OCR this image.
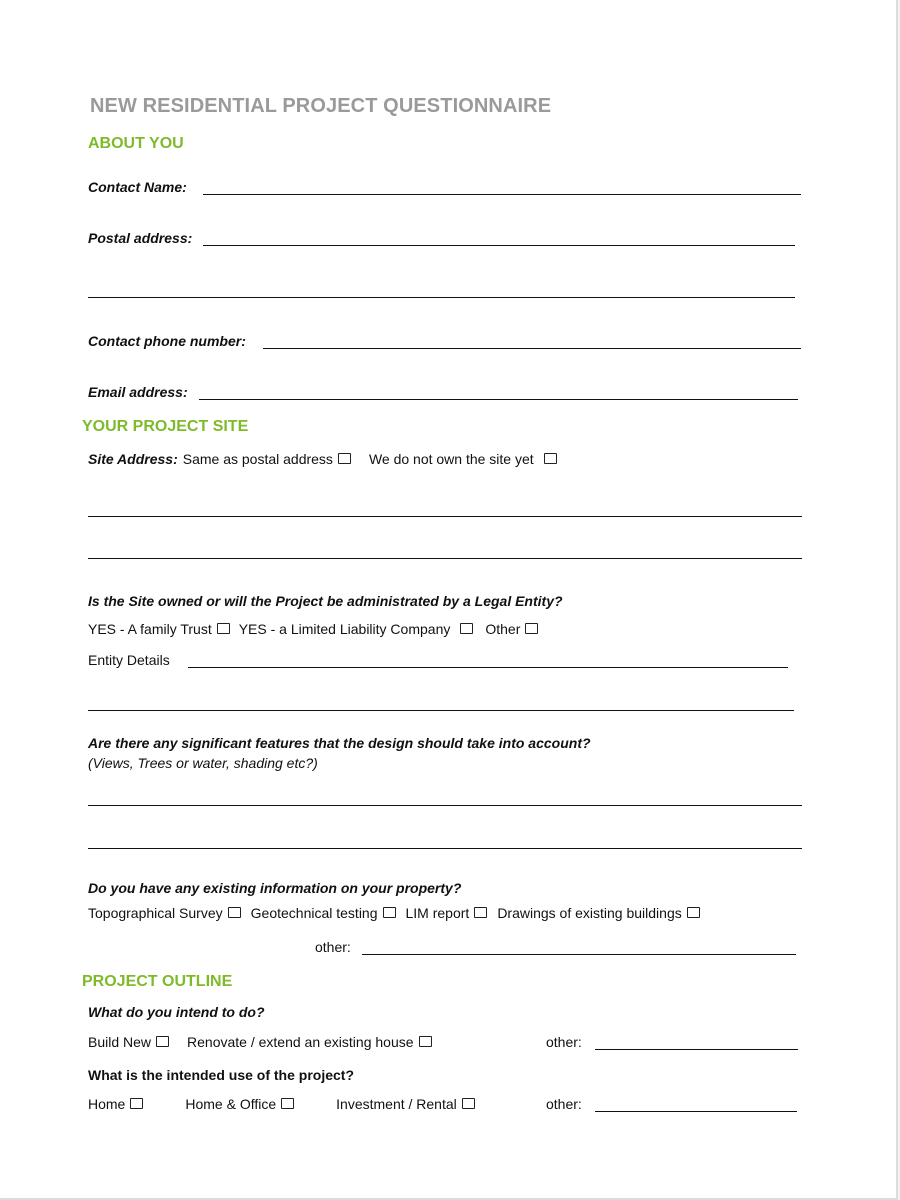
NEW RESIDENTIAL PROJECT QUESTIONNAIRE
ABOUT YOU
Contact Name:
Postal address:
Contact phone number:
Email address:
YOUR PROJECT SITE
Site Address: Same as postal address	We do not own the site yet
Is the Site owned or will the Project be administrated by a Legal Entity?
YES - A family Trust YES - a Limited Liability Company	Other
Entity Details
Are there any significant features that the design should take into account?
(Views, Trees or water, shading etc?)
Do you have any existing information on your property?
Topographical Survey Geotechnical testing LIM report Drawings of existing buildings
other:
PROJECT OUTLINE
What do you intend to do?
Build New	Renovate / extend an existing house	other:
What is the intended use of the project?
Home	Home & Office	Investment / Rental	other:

════

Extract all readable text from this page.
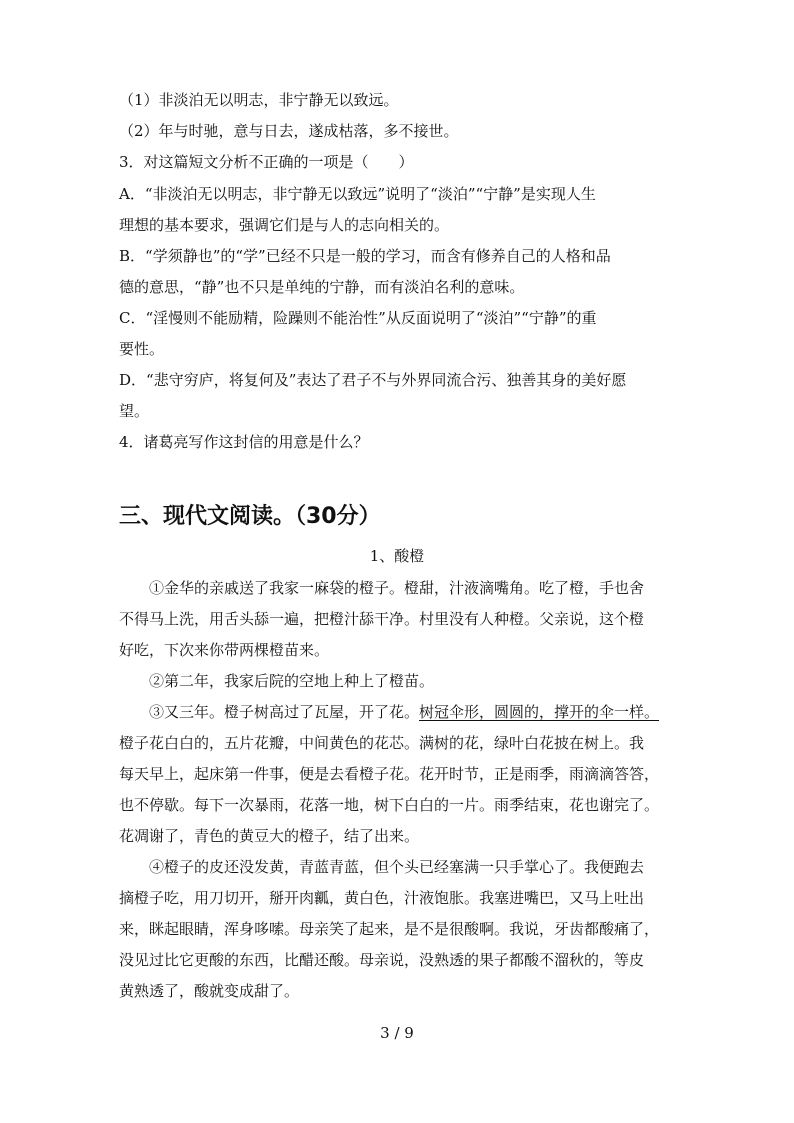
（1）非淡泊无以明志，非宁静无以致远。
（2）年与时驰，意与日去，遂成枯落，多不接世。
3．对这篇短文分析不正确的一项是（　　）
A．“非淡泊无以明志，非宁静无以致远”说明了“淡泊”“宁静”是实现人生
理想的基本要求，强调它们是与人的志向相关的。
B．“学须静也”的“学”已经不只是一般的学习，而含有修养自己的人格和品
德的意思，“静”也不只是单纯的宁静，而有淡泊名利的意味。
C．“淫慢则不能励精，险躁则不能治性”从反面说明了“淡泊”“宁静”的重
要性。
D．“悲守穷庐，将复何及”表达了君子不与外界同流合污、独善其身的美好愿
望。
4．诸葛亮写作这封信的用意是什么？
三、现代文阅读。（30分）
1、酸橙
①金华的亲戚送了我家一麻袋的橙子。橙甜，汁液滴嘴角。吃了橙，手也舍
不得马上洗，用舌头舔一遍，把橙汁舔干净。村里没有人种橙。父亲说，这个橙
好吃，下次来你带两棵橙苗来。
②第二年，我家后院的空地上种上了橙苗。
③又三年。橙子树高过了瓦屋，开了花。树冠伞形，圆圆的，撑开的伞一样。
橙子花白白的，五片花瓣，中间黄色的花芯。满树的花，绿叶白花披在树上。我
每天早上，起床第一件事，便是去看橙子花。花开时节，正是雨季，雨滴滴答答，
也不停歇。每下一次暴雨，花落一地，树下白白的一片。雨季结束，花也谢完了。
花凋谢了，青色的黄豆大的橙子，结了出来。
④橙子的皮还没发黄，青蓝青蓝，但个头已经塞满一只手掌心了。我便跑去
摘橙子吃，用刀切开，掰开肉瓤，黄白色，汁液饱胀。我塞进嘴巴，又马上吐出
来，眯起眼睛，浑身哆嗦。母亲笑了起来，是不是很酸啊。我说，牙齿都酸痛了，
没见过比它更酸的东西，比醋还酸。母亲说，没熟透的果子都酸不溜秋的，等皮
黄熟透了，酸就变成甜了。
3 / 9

════

Reproduce each line holding the word "What".

What do you intend to do?
What is the intended use of the project?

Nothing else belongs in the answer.